--- Set problem ---
Please pick out every line of the records below that contains the string "INFO". Case matters.
Start of Provided data
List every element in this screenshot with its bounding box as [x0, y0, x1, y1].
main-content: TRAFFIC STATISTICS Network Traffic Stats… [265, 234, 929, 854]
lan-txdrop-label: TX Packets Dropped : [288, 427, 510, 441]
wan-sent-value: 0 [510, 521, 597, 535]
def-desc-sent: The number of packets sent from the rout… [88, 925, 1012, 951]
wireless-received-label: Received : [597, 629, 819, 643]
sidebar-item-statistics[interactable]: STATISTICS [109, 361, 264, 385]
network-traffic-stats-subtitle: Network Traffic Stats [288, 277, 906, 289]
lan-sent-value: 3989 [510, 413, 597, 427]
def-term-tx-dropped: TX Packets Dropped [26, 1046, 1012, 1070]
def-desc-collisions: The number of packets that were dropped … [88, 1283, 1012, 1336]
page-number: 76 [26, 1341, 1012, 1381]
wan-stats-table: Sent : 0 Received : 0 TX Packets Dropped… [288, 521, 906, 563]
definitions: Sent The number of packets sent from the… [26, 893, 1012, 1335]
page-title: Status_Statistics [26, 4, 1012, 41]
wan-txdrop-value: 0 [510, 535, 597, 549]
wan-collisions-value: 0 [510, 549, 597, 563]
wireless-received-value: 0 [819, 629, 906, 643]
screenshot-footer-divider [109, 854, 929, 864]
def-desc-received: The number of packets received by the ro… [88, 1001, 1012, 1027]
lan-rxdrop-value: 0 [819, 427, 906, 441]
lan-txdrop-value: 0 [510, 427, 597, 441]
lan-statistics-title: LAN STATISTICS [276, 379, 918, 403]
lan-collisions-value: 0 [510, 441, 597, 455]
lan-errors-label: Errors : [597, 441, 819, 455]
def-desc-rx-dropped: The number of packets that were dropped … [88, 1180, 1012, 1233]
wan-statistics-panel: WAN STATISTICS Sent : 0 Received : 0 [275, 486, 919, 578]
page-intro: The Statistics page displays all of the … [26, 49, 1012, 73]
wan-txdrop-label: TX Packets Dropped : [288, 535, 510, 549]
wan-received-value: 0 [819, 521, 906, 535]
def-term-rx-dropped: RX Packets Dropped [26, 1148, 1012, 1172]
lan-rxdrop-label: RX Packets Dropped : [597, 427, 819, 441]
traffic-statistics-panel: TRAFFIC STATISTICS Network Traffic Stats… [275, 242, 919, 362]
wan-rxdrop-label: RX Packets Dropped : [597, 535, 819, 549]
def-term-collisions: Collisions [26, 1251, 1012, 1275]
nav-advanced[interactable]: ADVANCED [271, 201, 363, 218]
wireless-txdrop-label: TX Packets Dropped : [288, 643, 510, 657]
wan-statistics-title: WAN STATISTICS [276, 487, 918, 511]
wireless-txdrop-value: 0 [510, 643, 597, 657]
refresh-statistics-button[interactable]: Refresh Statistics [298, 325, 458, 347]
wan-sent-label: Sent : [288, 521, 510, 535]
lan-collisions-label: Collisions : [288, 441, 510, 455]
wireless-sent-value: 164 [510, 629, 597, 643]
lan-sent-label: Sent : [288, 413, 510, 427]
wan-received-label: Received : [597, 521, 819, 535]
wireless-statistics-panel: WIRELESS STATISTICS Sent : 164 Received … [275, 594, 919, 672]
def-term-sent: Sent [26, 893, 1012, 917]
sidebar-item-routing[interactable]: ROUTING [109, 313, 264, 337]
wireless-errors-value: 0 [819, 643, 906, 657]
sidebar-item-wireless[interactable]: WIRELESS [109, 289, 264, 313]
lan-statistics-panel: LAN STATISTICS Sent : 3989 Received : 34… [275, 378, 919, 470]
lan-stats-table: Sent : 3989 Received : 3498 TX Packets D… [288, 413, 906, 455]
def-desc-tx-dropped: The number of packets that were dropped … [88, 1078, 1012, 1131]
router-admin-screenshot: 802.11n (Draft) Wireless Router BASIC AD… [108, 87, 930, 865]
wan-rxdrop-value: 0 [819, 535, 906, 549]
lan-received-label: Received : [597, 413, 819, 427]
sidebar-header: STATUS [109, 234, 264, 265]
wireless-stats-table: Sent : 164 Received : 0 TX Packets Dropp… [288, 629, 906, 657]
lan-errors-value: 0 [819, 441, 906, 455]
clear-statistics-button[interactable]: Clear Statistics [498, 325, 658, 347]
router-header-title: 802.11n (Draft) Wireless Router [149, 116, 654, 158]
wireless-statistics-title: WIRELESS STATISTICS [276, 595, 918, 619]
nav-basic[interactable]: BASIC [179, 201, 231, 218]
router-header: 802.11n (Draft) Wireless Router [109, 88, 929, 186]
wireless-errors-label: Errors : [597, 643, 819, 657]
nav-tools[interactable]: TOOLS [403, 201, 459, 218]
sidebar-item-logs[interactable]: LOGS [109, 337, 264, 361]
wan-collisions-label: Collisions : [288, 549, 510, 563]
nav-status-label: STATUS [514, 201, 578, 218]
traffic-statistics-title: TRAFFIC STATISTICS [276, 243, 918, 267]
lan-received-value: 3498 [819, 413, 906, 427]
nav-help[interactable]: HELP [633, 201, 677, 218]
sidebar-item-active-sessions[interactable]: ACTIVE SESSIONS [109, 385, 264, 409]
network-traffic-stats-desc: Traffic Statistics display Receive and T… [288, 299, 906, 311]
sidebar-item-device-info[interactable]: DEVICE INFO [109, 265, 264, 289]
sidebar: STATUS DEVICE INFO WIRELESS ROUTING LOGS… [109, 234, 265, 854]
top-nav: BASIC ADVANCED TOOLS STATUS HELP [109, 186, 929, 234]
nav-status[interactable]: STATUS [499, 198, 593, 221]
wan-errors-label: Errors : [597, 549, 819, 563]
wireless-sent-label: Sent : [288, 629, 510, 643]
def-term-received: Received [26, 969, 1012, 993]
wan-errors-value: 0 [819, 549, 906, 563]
End of Provided data
--- Solution ---
sidebar-item-device-info[interactable]: DEVICE INFO [109, 265, 264, 289]
sidebar: STATUS DEVICE INFO WIRELESS ROUTING LOGS… [109, 234, 265, 854]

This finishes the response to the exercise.